* _BRIEF_:
Filter the entries below, keeping every line that has the word "color".

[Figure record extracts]
= = = =
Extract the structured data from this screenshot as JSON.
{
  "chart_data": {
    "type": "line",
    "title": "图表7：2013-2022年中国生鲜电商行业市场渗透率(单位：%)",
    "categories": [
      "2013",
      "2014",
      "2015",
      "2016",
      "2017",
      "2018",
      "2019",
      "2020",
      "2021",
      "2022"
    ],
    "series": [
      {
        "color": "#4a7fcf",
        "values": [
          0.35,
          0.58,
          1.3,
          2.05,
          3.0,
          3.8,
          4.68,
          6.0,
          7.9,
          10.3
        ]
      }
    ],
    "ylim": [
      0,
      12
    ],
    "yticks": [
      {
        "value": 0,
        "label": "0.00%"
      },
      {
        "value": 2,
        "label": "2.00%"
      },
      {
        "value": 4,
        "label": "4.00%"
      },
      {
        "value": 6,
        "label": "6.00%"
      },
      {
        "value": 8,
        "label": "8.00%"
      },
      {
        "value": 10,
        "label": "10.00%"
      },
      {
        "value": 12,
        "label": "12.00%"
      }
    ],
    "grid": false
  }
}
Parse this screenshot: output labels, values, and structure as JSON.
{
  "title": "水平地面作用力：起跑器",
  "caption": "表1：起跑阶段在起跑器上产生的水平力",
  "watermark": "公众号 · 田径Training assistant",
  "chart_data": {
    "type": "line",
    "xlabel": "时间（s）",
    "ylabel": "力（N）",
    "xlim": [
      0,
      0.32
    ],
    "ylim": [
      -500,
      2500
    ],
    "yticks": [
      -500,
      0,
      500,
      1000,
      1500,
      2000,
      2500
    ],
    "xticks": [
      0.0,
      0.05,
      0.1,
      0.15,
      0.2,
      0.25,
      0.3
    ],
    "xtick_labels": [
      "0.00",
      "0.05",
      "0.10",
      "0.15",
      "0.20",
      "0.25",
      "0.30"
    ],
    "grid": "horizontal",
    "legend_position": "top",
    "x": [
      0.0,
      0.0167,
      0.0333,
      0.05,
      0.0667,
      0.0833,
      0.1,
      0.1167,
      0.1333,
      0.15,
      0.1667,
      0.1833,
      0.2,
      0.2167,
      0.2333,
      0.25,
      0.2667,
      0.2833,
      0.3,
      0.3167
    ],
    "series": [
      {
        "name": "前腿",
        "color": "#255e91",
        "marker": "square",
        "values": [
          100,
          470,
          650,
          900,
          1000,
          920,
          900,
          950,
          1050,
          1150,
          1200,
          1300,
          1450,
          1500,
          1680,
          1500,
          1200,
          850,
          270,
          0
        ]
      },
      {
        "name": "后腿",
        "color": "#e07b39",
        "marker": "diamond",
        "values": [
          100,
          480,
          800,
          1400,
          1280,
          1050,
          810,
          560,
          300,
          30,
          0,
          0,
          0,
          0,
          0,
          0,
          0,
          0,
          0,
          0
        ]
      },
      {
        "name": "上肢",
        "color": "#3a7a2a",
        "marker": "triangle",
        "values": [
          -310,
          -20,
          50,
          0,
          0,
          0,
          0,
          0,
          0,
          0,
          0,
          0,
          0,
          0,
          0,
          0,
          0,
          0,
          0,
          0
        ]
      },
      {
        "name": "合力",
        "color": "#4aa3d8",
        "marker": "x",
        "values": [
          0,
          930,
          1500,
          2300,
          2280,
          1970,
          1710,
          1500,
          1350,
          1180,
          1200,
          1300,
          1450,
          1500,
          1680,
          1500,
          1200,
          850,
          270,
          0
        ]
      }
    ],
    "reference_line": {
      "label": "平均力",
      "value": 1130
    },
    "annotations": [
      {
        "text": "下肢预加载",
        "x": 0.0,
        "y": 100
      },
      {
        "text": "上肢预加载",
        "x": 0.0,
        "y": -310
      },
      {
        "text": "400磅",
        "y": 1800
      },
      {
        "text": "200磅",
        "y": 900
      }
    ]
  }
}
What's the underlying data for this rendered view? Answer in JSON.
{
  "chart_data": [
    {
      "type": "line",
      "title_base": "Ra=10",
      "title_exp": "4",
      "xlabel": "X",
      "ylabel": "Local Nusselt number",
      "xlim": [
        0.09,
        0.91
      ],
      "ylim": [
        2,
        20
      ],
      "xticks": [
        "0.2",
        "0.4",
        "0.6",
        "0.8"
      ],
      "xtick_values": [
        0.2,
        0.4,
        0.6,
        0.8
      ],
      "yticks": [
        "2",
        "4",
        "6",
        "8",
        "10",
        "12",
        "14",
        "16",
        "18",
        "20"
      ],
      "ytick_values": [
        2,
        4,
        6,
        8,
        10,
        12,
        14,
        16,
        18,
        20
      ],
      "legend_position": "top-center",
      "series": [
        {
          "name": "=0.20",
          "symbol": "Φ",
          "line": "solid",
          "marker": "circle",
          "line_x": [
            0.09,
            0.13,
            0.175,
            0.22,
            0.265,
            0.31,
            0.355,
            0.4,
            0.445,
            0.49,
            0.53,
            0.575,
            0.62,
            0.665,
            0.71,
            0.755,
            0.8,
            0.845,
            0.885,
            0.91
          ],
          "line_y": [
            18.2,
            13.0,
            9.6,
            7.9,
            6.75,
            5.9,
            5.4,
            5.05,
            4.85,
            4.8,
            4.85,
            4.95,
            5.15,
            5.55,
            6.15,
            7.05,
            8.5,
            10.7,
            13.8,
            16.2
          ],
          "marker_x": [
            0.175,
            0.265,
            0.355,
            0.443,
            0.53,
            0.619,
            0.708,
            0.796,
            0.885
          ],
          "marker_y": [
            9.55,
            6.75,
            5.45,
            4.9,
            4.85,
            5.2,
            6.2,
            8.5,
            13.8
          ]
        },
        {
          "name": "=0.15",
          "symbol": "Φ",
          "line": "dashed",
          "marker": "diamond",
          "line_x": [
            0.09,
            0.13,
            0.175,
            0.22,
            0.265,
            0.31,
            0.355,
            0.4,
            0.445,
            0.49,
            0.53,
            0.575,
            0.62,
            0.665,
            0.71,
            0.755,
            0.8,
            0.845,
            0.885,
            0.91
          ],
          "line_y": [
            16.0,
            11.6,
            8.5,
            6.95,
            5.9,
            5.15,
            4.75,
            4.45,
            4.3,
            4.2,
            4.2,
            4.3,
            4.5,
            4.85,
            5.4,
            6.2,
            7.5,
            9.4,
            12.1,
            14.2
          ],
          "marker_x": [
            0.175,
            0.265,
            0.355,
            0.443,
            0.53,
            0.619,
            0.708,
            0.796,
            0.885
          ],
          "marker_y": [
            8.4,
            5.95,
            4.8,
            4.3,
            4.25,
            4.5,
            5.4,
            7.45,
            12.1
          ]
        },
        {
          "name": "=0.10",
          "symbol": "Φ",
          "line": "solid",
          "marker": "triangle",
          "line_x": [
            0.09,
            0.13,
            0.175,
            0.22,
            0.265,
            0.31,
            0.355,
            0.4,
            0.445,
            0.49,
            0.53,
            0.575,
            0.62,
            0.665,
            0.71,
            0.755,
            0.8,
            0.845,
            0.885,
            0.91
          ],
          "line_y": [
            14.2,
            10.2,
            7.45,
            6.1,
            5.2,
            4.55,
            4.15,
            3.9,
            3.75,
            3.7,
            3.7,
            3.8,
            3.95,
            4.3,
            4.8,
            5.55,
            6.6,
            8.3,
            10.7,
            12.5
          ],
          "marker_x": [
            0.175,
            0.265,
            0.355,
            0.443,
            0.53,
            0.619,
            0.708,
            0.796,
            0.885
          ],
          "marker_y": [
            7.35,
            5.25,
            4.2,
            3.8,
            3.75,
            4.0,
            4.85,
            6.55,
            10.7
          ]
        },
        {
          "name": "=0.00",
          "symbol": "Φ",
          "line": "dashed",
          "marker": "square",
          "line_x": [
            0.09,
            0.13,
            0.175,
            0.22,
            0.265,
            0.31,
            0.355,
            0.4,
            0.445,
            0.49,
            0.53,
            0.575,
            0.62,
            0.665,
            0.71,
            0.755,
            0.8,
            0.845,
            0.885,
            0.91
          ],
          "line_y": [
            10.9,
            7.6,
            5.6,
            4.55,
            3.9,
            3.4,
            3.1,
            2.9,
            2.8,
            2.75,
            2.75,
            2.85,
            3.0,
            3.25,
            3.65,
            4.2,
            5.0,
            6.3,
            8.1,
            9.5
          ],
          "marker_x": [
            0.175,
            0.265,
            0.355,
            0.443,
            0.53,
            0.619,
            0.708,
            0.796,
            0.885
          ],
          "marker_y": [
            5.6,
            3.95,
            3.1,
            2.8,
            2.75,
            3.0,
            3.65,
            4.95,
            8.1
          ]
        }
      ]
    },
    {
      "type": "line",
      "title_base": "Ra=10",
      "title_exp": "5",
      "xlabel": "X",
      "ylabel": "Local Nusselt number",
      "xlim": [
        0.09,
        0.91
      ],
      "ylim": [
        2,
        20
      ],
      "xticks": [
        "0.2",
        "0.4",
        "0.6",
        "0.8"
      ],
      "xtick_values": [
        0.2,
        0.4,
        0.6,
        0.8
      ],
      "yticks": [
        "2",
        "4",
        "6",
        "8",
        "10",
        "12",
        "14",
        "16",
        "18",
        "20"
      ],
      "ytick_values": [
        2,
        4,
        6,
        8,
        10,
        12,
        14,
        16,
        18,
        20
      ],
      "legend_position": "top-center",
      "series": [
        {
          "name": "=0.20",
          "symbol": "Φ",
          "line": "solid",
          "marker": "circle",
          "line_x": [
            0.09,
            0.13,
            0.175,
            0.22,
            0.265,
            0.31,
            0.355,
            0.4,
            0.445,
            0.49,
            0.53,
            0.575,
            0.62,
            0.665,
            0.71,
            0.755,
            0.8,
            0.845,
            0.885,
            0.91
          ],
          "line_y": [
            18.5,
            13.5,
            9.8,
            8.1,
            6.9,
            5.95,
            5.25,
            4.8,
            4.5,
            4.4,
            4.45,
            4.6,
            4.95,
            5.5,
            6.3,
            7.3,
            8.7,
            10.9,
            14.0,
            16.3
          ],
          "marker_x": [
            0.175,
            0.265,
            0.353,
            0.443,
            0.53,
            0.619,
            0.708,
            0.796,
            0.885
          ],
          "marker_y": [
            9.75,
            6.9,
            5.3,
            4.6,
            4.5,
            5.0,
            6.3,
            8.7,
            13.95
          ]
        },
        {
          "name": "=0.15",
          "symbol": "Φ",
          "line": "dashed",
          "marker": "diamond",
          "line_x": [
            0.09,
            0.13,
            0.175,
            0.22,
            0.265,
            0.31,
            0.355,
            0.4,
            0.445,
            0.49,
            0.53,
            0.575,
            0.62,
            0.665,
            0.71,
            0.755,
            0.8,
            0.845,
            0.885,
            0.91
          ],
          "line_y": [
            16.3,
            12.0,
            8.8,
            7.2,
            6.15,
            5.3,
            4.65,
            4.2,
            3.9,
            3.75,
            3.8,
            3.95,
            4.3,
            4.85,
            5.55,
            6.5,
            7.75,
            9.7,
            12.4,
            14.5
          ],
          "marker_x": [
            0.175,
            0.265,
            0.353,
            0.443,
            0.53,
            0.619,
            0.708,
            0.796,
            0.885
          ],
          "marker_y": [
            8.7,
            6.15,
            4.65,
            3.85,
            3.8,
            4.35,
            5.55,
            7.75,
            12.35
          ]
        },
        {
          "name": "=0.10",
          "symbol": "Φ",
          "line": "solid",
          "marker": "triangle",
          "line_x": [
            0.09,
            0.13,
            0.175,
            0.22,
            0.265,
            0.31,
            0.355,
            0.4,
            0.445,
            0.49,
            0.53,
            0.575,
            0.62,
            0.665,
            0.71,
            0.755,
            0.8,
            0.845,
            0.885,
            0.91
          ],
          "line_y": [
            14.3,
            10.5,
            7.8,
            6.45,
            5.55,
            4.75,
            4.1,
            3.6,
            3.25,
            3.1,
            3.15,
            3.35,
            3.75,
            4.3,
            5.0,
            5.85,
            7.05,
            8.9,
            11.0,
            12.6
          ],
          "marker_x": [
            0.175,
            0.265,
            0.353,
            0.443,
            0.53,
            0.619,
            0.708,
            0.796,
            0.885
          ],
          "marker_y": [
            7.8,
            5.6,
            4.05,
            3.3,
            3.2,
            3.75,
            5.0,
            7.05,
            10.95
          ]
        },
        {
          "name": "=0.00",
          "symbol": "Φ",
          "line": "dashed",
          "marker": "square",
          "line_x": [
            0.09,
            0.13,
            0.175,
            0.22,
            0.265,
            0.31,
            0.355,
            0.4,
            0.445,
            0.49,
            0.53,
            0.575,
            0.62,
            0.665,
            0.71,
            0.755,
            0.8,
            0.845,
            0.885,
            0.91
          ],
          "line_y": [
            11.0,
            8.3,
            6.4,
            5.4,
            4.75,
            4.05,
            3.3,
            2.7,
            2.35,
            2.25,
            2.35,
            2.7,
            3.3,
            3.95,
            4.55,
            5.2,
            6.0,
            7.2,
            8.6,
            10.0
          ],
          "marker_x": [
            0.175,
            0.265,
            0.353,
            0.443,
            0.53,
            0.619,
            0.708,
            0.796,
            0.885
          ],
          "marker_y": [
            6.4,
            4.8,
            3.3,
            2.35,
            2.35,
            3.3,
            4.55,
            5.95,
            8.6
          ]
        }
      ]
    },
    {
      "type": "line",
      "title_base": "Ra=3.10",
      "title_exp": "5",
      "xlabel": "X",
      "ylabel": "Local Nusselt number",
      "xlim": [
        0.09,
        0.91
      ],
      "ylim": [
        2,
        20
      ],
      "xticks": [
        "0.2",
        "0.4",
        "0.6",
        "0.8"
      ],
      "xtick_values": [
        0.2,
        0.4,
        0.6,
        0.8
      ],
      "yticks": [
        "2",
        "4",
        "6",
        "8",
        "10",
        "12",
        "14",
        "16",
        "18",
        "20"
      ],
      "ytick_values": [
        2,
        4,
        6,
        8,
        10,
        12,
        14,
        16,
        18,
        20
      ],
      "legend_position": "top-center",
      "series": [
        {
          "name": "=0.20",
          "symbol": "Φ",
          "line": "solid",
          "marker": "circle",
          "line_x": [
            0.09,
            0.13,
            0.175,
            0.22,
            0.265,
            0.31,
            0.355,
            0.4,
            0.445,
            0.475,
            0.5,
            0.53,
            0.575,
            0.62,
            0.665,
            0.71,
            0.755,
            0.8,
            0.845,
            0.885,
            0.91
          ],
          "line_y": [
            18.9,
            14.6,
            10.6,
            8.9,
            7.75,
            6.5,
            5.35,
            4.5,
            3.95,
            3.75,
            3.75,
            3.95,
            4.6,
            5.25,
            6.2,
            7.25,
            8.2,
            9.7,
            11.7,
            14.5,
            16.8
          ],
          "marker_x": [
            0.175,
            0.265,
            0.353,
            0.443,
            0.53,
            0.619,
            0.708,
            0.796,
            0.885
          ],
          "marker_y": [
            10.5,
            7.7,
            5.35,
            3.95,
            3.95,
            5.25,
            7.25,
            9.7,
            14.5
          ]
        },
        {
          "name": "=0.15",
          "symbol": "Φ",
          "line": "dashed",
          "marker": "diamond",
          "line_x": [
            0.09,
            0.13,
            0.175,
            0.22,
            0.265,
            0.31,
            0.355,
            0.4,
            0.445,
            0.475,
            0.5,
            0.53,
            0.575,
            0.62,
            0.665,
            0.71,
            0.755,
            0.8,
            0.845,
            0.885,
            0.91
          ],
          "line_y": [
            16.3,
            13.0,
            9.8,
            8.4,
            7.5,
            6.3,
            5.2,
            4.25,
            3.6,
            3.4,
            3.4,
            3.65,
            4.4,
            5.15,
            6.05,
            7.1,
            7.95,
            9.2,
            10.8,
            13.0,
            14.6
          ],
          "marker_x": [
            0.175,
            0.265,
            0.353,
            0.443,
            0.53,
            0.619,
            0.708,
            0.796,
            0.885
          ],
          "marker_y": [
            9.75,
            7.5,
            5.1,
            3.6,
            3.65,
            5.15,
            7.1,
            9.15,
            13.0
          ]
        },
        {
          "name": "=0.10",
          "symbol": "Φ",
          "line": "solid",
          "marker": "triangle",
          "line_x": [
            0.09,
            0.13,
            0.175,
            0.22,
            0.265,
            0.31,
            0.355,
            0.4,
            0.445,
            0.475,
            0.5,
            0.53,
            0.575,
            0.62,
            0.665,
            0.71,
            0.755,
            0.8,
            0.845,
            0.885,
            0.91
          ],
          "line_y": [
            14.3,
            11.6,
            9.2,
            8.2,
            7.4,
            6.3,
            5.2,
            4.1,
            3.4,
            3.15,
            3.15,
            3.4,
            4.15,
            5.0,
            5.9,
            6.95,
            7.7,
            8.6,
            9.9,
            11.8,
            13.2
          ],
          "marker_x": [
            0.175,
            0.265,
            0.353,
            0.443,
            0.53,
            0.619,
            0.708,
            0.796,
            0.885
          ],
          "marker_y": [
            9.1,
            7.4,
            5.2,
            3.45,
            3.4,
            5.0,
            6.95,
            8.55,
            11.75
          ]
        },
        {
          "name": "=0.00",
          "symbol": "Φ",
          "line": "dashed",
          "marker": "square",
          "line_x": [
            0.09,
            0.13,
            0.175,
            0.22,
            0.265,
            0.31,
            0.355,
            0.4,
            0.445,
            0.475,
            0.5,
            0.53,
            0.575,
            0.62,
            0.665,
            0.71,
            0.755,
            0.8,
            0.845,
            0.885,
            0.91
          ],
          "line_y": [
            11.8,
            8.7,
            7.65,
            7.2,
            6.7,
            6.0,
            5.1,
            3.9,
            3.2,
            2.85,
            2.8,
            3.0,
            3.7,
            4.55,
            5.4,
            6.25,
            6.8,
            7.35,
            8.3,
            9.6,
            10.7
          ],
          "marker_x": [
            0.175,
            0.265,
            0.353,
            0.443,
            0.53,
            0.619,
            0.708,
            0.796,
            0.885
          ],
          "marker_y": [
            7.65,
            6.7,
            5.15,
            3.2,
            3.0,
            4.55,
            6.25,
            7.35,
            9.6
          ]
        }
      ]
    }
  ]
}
= = = =
* _FINISHED TASK_:
        "color": "#4a7fcf",
        "color": "#255e91",
        "color": "#e07b39",
        "color": "#3a7a2a",
        "color": "#4aa3d8",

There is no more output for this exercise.